THE EXERCISE
Copy each line with the word "they" in it.

-------- RECORDS TO PROCESS

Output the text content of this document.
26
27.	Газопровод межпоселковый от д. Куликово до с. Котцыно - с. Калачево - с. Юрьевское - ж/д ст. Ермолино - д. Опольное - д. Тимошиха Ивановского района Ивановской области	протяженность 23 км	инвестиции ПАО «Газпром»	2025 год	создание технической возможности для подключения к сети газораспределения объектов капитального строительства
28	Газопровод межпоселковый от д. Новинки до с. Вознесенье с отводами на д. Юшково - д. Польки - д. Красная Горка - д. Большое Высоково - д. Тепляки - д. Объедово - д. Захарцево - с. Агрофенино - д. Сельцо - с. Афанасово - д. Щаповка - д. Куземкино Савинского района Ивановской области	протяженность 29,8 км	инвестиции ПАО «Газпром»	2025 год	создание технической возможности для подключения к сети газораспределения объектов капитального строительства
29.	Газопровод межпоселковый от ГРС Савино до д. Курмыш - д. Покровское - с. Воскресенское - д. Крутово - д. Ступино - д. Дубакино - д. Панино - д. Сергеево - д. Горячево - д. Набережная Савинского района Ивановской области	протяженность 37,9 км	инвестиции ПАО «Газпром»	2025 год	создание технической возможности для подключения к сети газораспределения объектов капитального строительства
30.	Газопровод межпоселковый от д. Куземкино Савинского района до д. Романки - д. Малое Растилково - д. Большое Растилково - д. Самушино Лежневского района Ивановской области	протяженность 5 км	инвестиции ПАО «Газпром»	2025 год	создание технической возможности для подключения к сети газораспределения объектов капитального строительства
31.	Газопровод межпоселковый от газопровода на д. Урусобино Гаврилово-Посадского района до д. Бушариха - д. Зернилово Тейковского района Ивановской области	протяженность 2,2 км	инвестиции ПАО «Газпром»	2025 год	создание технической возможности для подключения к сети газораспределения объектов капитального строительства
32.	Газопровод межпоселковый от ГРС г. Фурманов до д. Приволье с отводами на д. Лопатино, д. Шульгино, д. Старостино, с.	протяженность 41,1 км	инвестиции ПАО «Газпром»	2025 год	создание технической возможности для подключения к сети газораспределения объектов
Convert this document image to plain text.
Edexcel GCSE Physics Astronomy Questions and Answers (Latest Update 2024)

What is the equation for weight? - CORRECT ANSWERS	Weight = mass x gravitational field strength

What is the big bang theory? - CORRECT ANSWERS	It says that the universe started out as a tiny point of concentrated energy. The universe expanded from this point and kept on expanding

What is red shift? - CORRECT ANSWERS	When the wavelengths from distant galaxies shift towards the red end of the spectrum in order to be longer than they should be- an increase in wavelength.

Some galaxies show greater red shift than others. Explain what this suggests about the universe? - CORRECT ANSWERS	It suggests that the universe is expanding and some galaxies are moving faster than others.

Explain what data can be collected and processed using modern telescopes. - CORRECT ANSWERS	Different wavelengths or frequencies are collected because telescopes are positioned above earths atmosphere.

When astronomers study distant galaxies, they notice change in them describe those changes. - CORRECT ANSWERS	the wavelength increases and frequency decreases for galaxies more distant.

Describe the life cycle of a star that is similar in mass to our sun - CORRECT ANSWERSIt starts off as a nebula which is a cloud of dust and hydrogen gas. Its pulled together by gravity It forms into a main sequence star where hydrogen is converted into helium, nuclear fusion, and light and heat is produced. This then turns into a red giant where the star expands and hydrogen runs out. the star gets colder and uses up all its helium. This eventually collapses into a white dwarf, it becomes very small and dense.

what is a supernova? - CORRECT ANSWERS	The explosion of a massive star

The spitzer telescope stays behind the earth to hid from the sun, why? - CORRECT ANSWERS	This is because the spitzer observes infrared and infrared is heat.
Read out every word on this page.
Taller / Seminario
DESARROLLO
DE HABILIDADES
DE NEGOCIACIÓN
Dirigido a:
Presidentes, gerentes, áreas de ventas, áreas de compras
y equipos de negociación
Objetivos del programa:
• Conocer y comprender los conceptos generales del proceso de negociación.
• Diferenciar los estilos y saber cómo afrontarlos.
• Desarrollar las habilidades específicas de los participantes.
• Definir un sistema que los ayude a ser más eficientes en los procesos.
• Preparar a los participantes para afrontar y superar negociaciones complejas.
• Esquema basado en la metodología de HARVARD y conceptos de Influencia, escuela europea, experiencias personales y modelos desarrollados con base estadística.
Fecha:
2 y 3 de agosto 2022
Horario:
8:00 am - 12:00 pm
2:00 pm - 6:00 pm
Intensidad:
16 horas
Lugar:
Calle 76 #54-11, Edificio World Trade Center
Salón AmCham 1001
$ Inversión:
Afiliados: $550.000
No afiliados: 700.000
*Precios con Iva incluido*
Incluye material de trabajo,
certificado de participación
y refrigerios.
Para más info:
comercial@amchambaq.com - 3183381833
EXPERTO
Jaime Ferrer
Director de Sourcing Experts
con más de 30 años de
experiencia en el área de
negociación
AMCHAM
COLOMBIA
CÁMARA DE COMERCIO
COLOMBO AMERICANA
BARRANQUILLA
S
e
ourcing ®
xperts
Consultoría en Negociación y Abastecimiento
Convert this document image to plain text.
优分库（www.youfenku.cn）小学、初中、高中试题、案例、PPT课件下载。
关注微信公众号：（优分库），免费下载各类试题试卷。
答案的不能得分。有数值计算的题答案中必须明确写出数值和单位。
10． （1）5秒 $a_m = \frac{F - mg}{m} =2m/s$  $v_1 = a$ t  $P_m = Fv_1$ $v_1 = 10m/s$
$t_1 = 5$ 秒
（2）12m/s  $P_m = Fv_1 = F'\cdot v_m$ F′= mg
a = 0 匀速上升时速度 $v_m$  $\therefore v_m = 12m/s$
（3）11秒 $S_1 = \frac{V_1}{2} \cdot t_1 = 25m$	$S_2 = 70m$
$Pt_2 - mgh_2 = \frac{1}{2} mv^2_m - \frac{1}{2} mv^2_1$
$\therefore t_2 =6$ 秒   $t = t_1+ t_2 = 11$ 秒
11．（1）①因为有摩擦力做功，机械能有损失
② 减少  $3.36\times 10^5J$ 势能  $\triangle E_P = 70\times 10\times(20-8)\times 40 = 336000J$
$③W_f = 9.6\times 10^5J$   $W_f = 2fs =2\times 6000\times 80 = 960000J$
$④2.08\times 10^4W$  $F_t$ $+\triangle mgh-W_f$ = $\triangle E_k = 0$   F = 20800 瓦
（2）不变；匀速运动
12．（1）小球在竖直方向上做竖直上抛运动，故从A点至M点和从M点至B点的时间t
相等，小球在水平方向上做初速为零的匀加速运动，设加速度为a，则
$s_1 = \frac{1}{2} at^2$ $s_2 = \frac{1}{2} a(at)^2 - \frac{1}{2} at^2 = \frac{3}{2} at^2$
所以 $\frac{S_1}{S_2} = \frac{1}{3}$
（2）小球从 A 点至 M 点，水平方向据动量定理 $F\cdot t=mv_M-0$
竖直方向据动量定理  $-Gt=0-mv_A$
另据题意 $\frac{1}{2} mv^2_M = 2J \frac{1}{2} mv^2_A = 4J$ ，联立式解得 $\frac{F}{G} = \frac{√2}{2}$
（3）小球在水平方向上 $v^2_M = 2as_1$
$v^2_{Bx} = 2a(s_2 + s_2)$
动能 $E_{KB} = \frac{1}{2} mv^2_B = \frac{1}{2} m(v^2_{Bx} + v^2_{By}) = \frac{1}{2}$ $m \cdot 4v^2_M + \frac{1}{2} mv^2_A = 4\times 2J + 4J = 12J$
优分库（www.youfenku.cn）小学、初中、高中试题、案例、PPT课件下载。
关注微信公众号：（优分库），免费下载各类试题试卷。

----------------

SOLVED PROBLEM
What is red shift? - CORRECT ANSWERS	When the wavelengths from distant galaxies shift towards the red end of the spectrum in order to be longer than they should be- an increase in wavelength.
When astronomers study distant galaxies, they notice change in them describe those changes. - CORRECT ANSWERS	the wavelength increases and frequency decreases for galaxies more distant.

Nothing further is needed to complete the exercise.